_ATIVIDADE A_
Responde, por favor, a estas perguntas sobre o texto acerca do poema “Construção”:
(i) De que autor era o livro em que o poema apareceu?
(ii) Que título tem o capítulo aberto com esse poema?
(iii) Em que parte do álbum do pai vinha impresso o poema?
_ATIVIDADE B_
Escreve a continuação do texto sobre o poema “Construção”, começando depois da última frase apresentada.

_TEXTO DE ORIGEM_
========================================

Estava
eu, outro dia, a ler um livro do Ricardo Araújo Pereira quando me
deparo, a abrir um capítulo, com o poema do Chico Buarque de
Hollanda “Construção”.
Começo
por fazer um curto parênteses para declarar que não aderi à moda
de dizer mal do RAP. Não porque tenha alguma coisa contra a Moda em
geral, até costumo seguir as suas tendências, mas há de facto
modas que não fazem o meu género. Lembram-se daquelas botas de cano
alto muito bicudas, mais conhecidas como
botas-de-matar-baratas-ao-canto-da-sala? Pois eu sempre as achei
abomináveis e não adquiri nenhum par. A ponta das minhas botas
quer-se redonda, ou na pior das hipóteses quadrada, vá. Bicuda:
nunca.
Isto
para dizer que sou admiradora do rapaz. Vou discordar com ele num
ponto mas é um acaso, uma excepção.
Então
inicia ele com o poema “Construção” um capítulo que tem por
título. “Mudar uma Coisa para outro Sítio”
E
pensei eu, mas que raio está um poema destes a fazer num livro sobre
o Humor?
Eu até
percebo, diga-se de passagem, porque se fosse eu a escrever um livro,
fosse sobre que tema fosse, futebol, ovos mexidos, bacará, etc, eu
tentaria encontrar um pretexto para enfiar lá o dito poema. Porque
este é um dos poemas da minha vida.
Quando
eu era pequena o meu pai tinha lá em casa um álbum do Chico Buarque
chamado “Construção” e como podem ver nas fotos, na contra-capa
do disco vem o poema com o mesmo nome.
Ora
isto foi num tempo em que eu não tinha acesso a livros de poesia,
começava a ler na escola alguns poemas que vinham no manual da
disciplina de Português. Mas este poema estava ali à mão de semear
e pronto para ser cantado, que era uma coisa que gostava muito de
fazer. Então devo ter lido a “Construção” dezenas de vezes,
para não dizer centenas. Obviamente decorei o mesmo. E a páginas
tantas comecei a pensar sobre o que queria dizer aquilo.

========================================

_DADOS REGISTADOS_

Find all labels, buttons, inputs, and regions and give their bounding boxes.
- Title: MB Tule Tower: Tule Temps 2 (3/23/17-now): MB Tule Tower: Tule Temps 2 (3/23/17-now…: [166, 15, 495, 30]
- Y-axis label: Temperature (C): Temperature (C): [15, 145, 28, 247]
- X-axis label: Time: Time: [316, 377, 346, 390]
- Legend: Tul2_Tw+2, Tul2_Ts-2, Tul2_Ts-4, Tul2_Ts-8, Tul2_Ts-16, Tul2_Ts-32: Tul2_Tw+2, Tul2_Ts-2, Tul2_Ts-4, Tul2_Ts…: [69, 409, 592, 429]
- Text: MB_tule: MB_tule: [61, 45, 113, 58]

========================================

_RESPOSTA A_
(i) Ricardo Araújo Pereira.
(ii) “Mudar uma Coisa para outro Sítio”.
(iii) Na contracapa do disco.

_RESPOSTA B_
Ao fim
de muitos anos fui capaz de avançar com uma explicação para a
composição poética do Chico.
“Construção”
é um poema sobre a construção dos poemas, é um meta-poema. O
poema é, aqui, como uma casa.
Senão
vejamos:
Na
primeira estrofe os versos são escritos com uma linguagem quase
comum:
“
Amou daquela vez como se fosse a última
Beijou sua mulher como se fosse a última
E cada filho seu como se fosse o único
E atravessou a rua com seu passo tímido
Subiu a construção como se fosse máquina
Ergueu no patamar quatro paredes sólidas
Tijolo com tijolo num desenho mágico
Seus olhos embotados de cimento e lágrima
Sentou pra descansar como se fosse sábado
Comeu feijão com arroz como se fosse um príncipe
Bebeu e soluçou como se fosse um náufrago
Dançou e gargalhou como se ouvisse música
E tropeçou no céu como se fosse um bêbado
E flutuou no ar como se fosse um passáro
E se acabou no chão feito um pacote flácido
Agonizou no meio do passeio público
Morreu na contramão atrapalhando o tráfego"
É
como se o autor vertesse em verso uma notícia de jornal: Morreu no
Sábado passado, um operário da construção civil que estava a
trabalhar no cimo de um prédio quando caiu do mesmo. Deixou mulher e
filhos.
Portanto
ao transformar a notícia em versos consegue-se um poema no seu
estado bruto. Como uma casa que tem, no seu início, os alicerces, as
vigas de cimento envolvendo o ferro no interior, o que irá dar
suporte à construção, ou seja, ao poema. Podia ficar assim? Podia,
há muitos poemas deste estilo, nus, despidos de adornos, secos,
mostrando apenas a sua força mais interior. Quando se olha para uma
casa nesta fase já se percebe que aquilo é uma casa.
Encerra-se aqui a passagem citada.